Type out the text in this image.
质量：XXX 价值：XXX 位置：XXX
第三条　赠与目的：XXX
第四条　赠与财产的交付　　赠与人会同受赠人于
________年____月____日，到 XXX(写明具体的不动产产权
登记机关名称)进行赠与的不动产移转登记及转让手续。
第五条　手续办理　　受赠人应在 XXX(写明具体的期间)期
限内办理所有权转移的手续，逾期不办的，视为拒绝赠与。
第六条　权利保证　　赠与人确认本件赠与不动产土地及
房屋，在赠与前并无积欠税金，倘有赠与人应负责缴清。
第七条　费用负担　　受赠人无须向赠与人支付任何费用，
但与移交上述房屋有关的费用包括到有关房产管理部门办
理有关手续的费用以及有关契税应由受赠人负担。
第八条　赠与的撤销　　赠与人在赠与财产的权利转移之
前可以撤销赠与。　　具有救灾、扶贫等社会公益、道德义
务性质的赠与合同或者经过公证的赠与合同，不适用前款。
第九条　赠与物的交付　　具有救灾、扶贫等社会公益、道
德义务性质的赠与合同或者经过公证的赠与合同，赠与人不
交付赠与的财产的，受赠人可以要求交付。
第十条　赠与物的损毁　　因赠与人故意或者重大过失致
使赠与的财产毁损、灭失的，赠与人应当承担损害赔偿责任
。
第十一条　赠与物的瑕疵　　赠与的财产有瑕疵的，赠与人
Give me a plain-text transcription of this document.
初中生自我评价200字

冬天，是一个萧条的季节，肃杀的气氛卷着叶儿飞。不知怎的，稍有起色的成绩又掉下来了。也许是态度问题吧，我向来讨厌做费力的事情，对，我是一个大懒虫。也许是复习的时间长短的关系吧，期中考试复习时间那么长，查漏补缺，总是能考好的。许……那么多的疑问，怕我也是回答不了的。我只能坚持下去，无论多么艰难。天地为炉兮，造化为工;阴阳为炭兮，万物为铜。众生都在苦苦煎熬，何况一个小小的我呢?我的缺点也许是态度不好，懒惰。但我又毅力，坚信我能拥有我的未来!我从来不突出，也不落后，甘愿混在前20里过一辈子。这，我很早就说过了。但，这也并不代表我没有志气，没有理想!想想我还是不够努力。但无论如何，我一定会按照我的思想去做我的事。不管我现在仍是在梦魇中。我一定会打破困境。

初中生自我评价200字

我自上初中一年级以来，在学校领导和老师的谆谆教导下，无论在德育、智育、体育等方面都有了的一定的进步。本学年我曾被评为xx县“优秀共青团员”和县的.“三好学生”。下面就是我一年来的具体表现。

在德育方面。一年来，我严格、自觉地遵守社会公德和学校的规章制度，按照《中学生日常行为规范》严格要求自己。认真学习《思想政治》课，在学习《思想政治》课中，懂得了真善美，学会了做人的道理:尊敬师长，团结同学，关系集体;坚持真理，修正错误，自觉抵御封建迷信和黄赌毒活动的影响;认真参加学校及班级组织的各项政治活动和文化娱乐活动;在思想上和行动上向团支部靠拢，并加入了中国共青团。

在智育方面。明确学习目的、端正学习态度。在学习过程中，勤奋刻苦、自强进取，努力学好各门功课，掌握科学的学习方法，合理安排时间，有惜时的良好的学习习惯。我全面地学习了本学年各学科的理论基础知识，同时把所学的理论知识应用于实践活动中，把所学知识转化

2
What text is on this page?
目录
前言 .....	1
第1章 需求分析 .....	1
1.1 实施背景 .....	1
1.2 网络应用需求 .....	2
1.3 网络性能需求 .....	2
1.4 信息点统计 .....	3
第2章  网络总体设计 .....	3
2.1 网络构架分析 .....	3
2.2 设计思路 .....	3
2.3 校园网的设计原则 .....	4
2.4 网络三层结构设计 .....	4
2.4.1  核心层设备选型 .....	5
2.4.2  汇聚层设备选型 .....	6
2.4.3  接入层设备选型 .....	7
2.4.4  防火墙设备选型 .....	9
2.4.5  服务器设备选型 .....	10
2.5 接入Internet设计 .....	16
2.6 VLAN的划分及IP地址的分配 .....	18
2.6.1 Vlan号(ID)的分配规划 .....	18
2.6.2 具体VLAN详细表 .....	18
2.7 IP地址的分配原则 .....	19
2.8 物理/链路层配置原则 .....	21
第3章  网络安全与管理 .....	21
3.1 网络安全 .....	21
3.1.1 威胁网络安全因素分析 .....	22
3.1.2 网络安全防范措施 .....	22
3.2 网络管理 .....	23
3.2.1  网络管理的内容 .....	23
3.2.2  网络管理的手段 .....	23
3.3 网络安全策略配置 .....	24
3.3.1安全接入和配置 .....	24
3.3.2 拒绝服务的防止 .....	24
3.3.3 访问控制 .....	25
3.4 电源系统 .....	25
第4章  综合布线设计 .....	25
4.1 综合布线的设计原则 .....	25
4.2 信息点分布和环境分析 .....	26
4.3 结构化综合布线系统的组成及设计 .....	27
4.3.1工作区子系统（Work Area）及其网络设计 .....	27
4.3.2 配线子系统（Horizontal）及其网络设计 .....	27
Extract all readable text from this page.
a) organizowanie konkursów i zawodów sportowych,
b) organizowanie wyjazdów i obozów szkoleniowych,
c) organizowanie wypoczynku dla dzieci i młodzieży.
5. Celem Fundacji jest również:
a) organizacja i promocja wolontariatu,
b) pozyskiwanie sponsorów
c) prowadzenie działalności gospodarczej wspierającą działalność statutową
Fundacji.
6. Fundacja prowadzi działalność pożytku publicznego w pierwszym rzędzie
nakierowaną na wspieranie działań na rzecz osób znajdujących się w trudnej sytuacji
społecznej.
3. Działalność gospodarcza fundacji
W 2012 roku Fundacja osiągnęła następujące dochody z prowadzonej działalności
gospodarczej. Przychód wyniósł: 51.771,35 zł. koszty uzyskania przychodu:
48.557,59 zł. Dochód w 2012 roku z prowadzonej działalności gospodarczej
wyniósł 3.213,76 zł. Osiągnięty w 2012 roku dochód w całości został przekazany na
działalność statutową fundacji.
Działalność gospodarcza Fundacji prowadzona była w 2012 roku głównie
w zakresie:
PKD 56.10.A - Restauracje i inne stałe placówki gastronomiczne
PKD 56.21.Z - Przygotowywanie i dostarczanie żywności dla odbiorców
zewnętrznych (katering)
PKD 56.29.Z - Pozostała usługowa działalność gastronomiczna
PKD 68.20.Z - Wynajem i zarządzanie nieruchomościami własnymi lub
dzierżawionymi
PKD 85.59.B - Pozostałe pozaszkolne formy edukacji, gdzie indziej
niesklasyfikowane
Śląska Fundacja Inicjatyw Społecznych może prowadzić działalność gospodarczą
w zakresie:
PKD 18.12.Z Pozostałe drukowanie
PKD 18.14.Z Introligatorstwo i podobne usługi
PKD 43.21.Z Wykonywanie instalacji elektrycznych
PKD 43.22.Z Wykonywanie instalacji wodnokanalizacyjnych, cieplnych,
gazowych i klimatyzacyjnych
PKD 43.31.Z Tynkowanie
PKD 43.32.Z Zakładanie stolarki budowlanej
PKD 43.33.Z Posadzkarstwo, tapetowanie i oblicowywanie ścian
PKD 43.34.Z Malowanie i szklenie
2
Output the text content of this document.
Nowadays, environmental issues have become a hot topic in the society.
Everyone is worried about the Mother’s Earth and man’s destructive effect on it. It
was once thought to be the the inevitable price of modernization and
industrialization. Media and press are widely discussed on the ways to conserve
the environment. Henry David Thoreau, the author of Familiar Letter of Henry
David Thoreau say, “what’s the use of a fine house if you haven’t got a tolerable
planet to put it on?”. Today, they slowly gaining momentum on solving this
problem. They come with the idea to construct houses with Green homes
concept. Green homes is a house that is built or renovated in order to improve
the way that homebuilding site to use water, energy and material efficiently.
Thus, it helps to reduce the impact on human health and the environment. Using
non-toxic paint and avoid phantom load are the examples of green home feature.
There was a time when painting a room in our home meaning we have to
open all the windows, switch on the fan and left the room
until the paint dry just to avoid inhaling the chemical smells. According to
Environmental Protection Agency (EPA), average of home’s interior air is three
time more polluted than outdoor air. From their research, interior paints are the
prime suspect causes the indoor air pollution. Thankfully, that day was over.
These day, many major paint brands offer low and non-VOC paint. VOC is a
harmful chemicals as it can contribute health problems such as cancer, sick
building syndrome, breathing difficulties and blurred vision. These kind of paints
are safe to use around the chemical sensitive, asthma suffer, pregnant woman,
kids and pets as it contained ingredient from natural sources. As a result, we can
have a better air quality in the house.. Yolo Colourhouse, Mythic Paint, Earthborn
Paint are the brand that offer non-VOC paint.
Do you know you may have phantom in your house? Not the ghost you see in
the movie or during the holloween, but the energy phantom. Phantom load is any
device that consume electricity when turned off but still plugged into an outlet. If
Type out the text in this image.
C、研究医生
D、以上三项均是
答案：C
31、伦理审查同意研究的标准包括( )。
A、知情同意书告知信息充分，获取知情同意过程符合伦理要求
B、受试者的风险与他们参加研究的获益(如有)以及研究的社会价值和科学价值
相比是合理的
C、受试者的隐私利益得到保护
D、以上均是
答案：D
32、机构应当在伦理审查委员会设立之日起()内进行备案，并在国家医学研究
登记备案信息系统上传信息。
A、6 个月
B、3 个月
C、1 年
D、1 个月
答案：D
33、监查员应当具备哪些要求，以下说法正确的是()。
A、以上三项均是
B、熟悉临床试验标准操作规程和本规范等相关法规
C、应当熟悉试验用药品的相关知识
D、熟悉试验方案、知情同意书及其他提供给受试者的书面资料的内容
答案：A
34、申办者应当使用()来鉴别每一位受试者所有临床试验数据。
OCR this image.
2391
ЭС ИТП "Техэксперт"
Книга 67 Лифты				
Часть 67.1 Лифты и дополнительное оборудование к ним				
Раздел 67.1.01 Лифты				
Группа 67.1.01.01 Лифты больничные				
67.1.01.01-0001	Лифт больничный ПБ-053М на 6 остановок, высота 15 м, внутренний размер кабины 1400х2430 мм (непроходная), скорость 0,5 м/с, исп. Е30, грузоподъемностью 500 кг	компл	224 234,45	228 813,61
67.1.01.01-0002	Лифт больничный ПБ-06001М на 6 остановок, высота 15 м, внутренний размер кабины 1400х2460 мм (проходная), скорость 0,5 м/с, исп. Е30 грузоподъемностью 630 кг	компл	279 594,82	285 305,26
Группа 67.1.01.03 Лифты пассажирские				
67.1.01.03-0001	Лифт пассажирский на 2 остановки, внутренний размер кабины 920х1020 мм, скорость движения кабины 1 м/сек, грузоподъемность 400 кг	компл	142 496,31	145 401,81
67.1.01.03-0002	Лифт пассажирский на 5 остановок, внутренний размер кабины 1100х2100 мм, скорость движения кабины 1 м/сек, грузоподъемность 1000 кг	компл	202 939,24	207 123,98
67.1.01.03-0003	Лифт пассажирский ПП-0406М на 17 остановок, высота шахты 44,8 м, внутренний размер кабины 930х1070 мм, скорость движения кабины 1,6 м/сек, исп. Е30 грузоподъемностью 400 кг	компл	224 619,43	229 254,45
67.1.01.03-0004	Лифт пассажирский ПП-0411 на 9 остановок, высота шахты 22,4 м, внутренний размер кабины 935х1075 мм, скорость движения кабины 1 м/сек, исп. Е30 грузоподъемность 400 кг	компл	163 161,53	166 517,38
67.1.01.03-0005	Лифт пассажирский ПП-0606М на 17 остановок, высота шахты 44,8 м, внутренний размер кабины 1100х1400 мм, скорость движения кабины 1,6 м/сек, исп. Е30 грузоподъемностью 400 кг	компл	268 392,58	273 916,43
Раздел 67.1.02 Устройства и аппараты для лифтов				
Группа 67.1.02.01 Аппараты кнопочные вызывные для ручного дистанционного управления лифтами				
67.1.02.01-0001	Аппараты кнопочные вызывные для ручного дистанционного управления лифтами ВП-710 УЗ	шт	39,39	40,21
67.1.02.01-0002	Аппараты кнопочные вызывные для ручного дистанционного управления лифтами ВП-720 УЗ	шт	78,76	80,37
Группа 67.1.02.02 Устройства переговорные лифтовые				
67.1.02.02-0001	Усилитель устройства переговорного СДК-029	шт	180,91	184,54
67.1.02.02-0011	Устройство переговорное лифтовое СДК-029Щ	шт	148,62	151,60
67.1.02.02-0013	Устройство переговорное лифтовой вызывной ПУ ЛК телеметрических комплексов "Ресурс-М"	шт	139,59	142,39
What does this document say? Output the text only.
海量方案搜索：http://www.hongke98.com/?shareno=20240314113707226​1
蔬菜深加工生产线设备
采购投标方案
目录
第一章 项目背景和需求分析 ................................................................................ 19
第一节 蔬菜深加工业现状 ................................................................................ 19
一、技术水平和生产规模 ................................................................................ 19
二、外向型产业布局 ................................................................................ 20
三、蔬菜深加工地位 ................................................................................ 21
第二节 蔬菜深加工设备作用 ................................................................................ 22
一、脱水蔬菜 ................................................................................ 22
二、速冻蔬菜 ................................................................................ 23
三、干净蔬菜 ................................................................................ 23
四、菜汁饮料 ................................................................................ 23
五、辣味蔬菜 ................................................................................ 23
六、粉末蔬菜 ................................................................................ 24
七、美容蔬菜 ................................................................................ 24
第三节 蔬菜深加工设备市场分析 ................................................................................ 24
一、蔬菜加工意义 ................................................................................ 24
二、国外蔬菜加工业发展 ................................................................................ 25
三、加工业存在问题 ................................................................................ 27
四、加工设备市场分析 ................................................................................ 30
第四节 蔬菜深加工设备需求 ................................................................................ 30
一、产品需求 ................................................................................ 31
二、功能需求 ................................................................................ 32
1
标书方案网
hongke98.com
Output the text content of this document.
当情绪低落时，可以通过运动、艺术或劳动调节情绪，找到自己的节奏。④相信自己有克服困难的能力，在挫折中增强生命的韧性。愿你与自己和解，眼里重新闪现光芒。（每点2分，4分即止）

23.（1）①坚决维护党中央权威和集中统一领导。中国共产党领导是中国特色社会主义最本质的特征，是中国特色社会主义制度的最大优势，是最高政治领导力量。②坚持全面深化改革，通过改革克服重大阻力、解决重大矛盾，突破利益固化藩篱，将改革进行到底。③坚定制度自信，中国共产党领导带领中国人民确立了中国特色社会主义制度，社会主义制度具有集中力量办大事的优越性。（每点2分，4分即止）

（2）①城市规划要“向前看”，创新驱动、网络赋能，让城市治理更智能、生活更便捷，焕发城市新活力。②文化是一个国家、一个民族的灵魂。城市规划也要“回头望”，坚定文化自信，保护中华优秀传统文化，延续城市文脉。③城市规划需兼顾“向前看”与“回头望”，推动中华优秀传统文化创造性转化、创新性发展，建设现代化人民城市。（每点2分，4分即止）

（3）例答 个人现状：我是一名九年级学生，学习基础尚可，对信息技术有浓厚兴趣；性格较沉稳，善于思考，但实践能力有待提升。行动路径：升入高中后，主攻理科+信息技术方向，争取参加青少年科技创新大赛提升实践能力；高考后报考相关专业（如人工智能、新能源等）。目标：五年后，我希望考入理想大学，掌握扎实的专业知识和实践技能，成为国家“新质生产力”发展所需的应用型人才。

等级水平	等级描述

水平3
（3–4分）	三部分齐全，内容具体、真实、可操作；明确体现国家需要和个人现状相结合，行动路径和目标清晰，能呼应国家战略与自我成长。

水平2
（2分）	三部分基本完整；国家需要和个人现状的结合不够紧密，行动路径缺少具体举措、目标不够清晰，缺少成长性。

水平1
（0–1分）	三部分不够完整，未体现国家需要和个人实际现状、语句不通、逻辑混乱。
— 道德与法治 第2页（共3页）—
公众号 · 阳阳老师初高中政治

TASK DESCRIPTION:
Look through the entries above; copy every line holding the string "Лифты".

WRITTEN RESPONSE:
Книга 67 Лифты				
Часть 67.1 Лифты и дополнительное оборудование к ним				
Раздел 67.1.01 Лифты				
Группа 67.1.01.01 Лифты больничные				
Группа 67.1.01.03 Лифты пассажирские				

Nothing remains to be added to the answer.